**What is being asked**
Sort through the data and copy the lines holding the word "JSON".

**Supplied data**
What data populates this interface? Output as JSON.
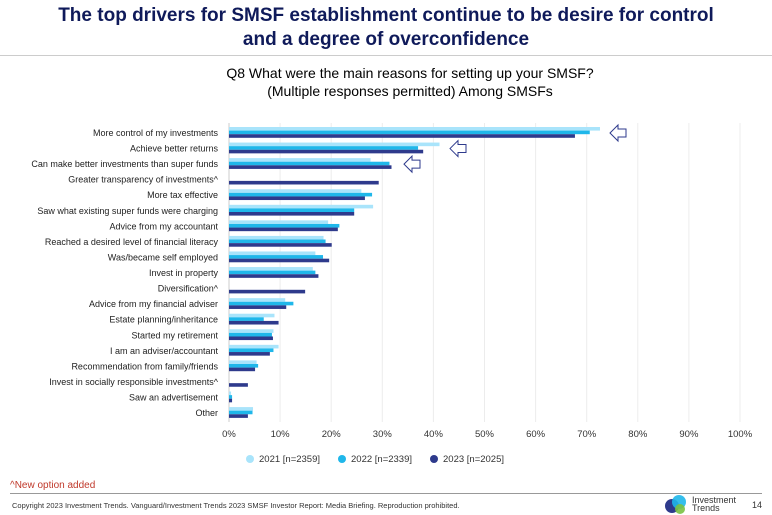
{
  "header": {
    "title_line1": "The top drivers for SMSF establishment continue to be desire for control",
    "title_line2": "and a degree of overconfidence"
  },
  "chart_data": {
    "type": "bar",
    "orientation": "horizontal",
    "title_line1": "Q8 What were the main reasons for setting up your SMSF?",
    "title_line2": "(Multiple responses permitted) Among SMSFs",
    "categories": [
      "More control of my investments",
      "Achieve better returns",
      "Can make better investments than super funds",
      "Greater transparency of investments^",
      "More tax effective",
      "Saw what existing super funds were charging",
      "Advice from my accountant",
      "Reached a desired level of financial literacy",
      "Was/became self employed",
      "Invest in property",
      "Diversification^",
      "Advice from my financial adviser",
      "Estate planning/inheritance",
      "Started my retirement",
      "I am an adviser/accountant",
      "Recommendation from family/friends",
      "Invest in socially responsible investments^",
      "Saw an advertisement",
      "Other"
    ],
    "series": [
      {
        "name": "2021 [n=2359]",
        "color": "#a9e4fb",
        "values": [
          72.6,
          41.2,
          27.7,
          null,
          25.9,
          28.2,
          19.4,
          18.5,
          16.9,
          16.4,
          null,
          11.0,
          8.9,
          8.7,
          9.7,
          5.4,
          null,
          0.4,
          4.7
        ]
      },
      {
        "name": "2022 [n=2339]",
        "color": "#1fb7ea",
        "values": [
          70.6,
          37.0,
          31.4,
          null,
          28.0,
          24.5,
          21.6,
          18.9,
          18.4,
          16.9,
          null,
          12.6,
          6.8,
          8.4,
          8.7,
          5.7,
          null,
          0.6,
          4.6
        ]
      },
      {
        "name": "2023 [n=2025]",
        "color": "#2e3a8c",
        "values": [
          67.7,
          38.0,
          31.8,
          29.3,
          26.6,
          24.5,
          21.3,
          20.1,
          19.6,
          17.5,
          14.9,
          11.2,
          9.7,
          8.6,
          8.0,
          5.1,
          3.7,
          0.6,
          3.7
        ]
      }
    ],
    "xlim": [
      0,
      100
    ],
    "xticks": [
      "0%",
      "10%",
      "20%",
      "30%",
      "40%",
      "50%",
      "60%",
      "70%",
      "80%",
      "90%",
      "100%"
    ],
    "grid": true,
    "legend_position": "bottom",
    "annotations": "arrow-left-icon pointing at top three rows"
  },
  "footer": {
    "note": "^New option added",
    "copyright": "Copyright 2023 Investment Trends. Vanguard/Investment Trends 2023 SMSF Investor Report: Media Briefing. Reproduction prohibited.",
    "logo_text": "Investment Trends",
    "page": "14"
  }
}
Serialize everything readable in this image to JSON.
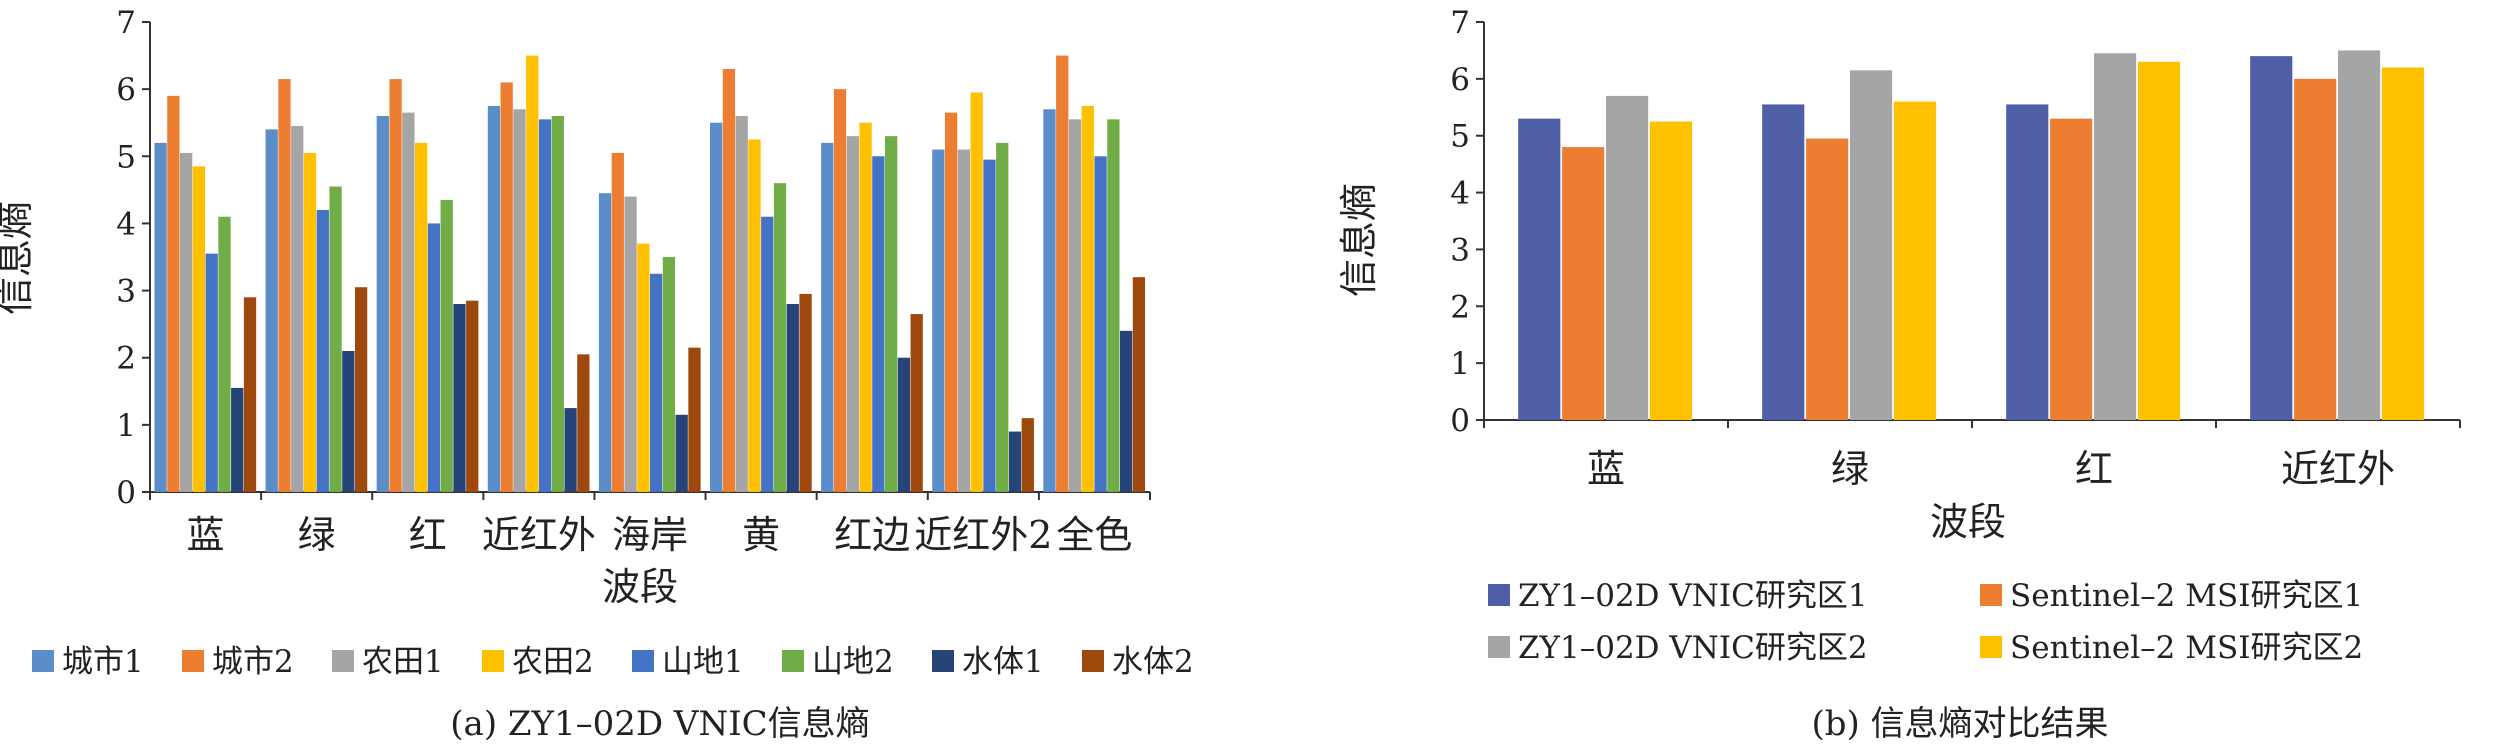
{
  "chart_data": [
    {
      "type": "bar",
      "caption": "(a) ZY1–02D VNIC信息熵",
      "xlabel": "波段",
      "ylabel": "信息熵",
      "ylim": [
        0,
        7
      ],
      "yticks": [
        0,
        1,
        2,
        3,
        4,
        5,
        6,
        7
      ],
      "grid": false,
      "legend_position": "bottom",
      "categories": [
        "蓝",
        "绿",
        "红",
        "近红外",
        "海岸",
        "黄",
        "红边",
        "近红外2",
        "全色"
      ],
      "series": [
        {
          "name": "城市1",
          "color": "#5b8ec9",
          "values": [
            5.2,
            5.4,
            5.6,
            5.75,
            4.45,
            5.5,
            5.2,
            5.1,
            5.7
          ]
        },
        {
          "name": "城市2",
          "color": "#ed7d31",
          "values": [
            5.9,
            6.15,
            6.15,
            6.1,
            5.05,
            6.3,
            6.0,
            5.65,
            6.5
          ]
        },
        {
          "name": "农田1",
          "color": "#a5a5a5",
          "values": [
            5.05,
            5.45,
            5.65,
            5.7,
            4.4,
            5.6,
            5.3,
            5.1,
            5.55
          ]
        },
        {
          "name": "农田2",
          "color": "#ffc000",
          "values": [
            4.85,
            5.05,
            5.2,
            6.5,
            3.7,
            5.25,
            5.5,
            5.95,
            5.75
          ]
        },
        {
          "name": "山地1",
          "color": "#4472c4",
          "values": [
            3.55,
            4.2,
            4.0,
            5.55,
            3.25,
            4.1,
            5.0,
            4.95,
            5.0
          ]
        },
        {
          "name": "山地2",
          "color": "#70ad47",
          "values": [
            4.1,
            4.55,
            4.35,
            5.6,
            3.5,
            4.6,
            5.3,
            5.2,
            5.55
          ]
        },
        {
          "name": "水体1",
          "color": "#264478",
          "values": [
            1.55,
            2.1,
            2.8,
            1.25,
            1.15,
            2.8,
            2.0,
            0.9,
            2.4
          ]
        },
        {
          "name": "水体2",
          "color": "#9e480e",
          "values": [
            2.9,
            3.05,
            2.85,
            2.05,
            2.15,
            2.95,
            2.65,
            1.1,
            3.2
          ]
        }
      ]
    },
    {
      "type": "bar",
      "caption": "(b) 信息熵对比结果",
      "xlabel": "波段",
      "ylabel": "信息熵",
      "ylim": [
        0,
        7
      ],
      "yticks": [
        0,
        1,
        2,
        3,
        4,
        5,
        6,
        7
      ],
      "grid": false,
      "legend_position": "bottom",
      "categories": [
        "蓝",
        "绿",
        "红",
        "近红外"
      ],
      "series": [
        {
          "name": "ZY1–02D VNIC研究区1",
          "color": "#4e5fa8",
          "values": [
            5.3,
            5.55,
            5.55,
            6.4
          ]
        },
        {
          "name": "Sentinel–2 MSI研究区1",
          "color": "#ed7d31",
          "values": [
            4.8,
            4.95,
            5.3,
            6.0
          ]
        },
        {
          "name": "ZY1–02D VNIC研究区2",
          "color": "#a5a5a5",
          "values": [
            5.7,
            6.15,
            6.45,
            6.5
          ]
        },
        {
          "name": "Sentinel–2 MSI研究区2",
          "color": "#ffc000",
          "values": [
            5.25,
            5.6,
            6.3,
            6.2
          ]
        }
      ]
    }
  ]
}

**Result for this task**
What data populates this interface? Output as JSON.
Serialize everything readable in this image to JSON.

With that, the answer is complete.